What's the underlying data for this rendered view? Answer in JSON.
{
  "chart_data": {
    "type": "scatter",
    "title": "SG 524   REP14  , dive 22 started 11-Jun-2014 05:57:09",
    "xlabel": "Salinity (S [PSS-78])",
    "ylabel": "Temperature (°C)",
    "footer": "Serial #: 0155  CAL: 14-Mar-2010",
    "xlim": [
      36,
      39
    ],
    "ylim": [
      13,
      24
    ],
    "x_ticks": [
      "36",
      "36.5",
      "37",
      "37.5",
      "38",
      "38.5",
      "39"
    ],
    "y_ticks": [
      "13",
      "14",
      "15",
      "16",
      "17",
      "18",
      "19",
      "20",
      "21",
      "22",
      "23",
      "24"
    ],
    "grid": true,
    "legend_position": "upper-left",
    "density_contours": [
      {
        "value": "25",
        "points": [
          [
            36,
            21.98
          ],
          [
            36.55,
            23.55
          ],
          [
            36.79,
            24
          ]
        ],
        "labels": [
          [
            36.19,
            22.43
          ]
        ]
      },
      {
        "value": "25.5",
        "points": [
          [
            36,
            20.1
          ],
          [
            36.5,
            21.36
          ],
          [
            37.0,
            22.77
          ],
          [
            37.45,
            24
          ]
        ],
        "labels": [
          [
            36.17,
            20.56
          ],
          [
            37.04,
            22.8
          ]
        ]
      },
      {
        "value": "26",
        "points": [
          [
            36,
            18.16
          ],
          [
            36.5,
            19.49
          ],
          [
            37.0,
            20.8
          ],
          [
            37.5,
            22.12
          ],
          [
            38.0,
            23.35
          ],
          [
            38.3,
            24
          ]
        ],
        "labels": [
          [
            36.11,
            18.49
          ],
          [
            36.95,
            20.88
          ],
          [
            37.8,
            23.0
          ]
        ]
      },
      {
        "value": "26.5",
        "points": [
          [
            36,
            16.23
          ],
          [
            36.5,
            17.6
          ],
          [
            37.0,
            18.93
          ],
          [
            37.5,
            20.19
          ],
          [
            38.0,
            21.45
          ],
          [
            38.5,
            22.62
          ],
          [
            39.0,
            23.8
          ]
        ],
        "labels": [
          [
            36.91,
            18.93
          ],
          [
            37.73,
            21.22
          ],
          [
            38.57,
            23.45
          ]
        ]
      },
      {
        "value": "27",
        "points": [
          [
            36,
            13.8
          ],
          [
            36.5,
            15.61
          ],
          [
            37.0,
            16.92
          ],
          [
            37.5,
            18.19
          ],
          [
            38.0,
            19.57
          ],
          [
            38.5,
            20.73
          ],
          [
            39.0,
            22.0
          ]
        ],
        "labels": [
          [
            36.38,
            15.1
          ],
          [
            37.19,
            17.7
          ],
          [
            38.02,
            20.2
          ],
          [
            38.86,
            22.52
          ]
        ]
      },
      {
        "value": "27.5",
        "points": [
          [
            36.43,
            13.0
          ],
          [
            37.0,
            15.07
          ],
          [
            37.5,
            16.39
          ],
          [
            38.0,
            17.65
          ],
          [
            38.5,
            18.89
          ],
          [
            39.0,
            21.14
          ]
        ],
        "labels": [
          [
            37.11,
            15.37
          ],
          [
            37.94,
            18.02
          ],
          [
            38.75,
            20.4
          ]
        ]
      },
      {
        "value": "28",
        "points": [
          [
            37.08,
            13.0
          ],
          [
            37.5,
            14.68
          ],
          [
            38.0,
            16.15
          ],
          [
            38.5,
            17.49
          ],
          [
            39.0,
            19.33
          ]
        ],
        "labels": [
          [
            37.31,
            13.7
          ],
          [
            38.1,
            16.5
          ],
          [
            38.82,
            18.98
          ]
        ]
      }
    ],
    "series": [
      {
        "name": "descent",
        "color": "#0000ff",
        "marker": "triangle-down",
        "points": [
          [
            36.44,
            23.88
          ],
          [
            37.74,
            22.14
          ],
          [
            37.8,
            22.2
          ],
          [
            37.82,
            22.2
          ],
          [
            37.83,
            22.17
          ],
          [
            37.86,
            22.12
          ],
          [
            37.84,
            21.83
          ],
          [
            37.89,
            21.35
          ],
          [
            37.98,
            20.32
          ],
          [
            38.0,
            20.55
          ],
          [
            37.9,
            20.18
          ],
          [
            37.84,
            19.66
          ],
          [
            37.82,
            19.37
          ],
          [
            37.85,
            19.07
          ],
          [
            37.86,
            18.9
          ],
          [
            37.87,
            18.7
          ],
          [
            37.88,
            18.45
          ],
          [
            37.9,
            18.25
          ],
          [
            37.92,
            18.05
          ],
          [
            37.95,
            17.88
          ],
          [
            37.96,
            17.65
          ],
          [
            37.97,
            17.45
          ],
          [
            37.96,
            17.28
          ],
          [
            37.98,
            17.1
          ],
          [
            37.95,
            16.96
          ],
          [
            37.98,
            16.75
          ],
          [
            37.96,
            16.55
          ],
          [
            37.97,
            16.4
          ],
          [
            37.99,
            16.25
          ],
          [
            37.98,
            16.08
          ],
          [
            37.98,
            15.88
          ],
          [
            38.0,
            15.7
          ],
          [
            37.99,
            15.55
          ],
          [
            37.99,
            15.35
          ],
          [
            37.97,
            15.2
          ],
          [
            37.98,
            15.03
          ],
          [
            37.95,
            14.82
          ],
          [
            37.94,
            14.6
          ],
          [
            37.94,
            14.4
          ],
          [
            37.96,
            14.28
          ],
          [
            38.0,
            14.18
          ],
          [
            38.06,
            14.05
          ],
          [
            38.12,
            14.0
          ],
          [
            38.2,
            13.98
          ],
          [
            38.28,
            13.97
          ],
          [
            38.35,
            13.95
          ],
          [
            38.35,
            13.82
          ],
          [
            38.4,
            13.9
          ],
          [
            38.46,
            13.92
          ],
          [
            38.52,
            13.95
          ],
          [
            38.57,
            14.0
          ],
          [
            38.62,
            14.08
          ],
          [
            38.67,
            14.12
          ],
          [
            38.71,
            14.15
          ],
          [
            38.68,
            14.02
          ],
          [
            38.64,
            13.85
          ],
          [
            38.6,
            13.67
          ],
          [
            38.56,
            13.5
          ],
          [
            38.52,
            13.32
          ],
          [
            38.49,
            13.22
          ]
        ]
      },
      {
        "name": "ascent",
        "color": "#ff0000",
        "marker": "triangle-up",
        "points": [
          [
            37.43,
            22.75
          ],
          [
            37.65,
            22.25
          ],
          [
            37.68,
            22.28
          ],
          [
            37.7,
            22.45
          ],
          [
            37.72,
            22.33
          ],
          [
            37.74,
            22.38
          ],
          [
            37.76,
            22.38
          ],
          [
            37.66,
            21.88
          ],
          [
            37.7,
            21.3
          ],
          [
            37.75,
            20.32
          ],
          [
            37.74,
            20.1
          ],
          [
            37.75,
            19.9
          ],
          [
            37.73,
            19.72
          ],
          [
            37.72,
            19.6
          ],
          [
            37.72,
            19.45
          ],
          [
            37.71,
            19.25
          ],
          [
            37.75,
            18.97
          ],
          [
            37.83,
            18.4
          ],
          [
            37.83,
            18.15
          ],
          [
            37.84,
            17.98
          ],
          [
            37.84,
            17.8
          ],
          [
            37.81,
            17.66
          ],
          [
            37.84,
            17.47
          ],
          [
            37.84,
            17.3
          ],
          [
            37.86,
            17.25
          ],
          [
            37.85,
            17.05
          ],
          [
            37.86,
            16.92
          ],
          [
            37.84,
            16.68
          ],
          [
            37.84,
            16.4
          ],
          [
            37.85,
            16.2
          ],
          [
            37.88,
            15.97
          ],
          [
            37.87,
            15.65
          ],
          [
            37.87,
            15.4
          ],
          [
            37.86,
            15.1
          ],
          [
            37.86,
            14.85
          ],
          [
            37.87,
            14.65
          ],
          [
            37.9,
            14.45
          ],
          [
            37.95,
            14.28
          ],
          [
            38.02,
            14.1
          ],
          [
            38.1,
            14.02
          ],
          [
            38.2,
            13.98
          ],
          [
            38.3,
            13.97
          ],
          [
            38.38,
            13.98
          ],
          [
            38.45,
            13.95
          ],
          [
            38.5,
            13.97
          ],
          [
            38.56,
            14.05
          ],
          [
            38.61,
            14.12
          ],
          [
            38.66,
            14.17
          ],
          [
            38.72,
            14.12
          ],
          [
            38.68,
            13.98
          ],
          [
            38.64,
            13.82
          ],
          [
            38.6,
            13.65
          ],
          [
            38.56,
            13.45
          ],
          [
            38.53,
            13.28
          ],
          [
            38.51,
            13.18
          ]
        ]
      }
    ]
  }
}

• • • • •

Set problem —
Out of the material above, gather each line where "value" appears.

Full response —
        "value": "25",
        "value": "25.5",
        "value": "26",
        "value": "26.5",
        "value": "27",
        "value": "27.5",
        "value": "28",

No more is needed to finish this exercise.